>> BEGIN INPUT

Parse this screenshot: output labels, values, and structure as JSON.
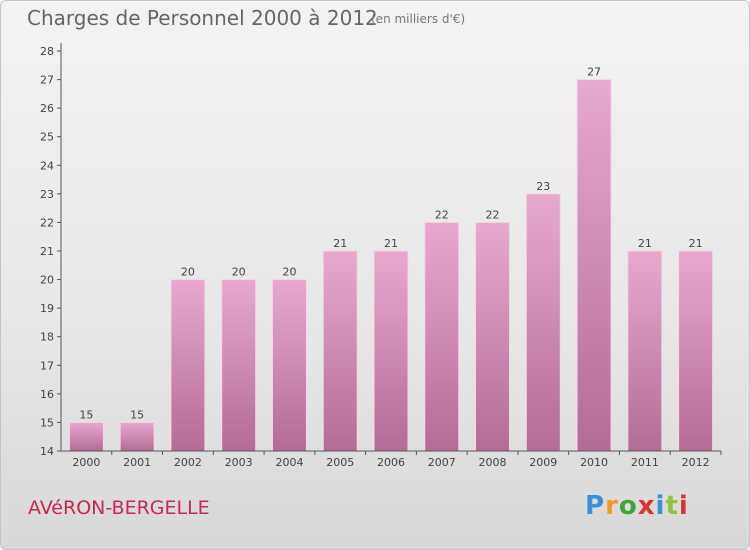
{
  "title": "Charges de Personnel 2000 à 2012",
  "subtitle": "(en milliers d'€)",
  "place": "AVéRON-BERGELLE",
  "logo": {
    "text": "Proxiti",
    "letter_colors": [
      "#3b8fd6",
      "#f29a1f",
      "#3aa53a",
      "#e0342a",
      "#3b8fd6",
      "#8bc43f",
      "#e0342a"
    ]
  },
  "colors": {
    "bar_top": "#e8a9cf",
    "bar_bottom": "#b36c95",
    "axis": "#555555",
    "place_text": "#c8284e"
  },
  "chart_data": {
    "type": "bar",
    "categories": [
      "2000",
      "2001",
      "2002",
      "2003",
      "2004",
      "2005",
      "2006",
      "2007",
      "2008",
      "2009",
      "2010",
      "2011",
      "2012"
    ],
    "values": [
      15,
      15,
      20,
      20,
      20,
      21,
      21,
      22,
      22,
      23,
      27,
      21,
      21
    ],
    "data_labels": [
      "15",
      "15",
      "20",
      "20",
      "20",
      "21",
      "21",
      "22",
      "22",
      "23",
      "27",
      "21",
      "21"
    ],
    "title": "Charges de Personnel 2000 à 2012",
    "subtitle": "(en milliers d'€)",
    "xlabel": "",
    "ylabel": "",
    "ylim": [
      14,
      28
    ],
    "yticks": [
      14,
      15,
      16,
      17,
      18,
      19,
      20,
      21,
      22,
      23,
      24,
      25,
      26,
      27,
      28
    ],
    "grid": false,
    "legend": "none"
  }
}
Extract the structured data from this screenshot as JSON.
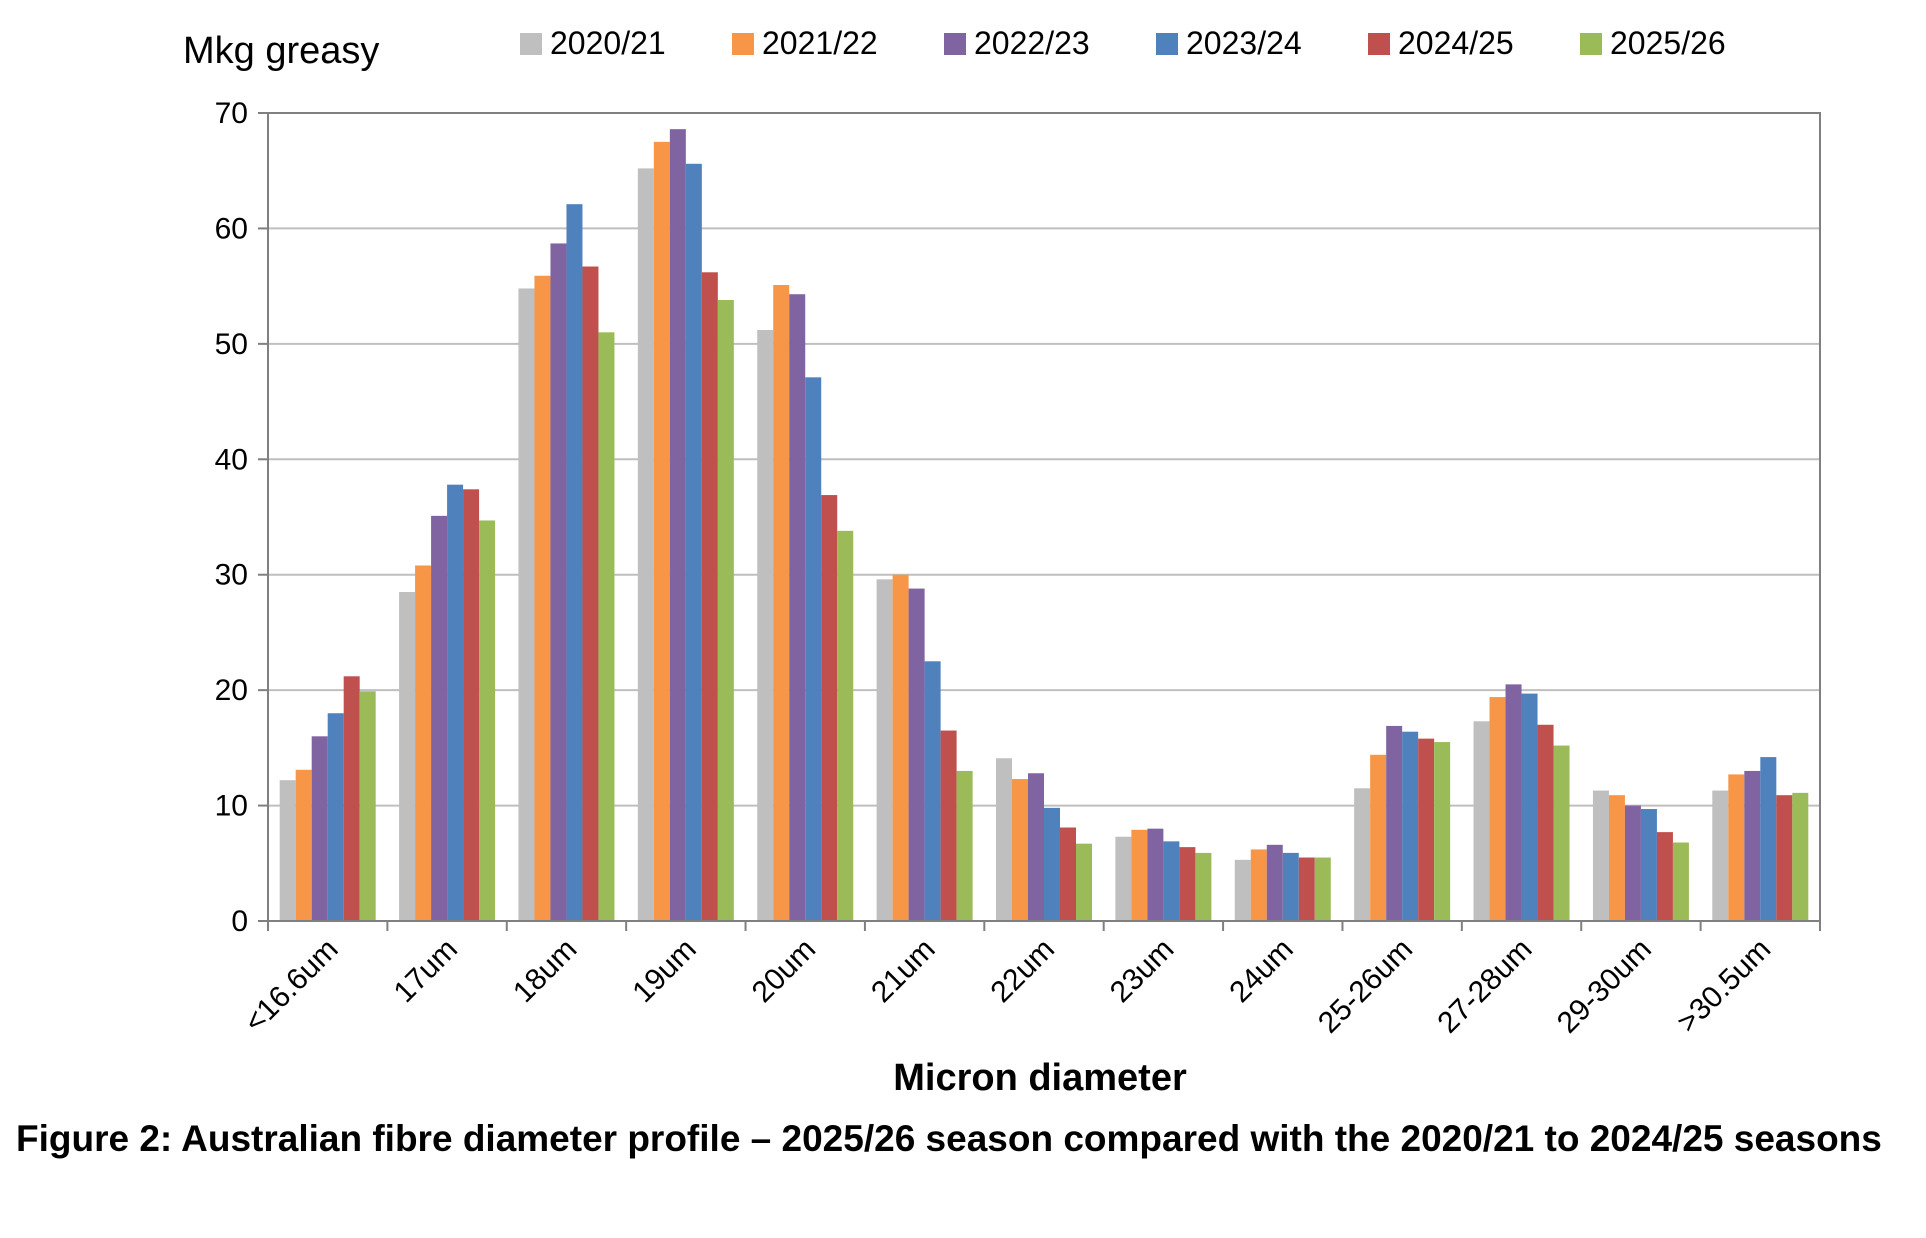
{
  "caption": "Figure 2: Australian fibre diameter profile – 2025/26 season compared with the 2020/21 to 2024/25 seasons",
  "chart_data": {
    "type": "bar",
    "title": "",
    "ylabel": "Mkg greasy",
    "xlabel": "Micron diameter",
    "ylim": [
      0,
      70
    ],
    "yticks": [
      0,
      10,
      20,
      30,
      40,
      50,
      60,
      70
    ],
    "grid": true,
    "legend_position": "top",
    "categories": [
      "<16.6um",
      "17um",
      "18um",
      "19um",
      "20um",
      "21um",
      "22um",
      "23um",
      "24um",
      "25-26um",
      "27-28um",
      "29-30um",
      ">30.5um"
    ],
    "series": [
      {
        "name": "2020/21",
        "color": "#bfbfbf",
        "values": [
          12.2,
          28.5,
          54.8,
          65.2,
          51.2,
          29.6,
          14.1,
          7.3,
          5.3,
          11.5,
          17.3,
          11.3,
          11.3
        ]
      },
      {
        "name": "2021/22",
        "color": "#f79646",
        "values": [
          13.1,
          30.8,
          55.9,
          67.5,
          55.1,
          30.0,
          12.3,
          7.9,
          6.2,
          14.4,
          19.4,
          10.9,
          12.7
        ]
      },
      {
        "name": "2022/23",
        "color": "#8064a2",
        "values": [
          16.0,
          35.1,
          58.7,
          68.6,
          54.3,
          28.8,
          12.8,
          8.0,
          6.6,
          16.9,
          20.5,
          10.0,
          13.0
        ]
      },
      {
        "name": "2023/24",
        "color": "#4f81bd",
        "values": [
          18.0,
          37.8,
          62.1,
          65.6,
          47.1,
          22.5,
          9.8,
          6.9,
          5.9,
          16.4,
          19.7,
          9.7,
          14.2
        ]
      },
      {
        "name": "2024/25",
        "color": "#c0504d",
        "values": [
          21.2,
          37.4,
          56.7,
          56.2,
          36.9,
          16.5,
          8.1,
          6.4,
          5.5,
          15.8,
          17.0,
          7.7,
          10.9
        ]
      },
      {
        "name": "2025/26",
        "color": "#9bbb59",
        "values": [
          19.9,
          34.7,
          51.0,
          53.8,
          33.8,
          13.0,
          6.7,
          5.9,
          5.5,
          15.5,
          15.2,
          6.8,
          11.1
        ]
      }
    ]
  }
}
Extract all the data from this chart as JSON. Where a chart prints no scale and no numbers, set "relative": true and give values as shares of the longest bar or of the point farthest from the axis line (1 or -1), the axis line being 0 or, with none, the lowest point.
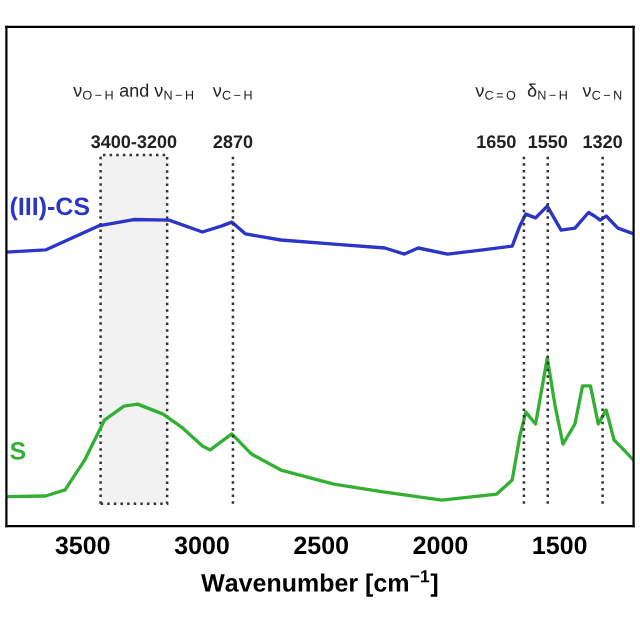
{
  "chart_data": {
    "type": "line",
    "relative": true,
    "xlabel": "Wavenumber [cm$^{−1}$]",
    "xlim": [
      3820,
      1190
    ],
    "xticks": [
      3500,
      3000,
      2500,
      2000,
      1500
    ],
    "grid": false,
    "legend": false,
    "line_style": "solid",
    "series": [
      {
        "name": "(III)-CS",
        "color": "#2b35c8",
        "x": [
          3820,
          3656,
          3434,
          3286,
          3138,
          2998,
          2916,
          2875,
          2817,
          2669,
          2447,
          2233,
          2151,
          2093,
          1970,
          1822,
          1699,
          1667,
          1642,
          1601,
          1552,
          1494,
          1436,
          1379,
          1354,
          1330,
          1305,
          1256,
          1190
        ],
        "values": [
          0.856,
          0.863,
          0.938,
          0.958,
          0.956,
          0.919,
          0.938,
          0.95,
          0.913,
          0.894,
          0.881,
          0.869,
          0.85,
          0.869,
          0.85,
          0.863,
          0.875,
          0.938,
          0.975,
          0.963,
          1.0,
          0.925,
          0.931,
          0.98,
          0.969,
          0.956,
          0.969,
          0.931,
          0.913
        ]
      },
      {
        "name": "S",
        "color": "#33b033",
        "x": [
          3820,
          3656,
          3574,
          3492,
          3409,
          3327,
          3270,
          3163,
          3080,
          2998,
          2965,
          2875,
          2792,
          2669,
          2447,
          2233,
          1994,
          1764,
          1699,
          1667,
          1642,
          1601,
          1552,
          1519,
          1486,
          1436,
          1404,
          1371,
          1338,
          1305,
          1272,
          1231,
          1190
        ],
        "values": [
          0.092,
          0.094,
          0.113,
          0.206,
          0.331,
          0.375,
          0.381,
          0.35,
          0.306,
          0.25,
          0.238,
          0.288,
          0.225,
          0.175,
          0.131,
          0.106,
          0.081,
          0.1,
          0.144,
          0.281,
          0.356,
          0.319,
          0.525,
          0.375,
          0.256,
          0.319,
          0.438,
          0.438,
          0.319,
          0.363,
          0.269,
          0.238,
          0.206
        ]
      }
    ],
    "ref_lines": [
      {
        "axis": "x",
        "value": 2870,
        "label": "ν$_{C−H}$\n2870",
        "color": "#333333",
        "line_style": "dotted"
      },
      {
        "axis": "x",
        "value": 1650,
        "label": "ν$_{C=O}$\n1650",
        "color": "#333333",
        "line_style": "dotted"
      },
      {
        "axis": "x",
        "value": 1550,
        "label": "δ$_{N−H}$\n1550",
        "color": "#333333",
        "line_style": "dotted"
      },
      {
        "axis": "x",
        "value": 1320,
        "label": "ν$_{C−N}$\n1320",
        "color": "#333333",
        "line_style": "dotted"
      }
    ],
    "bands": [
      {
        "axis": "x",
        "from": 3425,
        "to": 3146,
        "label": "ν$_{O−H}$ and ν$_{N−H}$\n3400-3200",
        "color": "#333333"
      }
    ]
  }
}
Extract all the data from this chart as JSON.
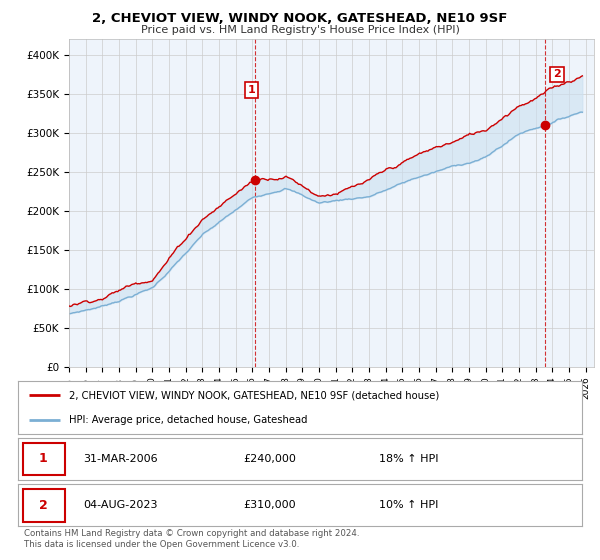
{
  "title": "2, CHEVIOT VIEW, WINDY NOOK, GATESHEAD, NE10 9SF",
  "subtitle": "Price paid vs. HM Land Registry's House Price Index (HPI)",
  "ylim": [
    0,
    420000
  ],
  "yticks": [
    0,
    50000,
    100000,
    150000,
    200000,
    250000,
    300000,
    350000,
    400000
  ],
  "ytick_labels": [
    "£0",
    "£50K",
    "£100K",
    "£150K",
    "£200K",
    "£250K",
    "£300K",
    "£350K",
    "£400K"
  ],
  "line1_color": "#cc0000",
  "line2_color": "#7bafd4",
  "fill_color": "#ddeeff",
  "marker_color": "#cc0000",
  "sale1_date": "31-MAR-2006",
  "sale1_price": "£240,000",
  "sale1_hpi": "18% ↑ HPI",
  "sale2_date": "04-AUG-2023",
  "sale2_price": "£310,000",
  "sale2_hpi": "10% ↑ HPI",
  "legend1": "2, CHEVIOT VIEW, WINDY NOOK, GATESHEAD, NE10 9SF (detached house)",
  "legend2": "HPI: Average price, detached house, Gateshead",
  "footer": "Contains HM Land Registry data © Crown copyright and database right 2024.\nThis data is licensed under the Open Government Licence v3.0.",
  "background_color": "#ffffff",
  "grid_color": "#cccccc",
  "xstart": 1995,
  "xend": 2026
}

>> END INPUT

REQUIRED TASK:
Return each line of the listing that holds the string "relative".

EXERCISE RESPONSE:
Extract all the data from this chart as JSON. Where a chart prints no scale and no numbers, set "relative": true and give values as shares of the longest bar or of the point farthest from the axis line (1 or -1), the axis line being 0 or, with none, the lowest point.
    "relative": true,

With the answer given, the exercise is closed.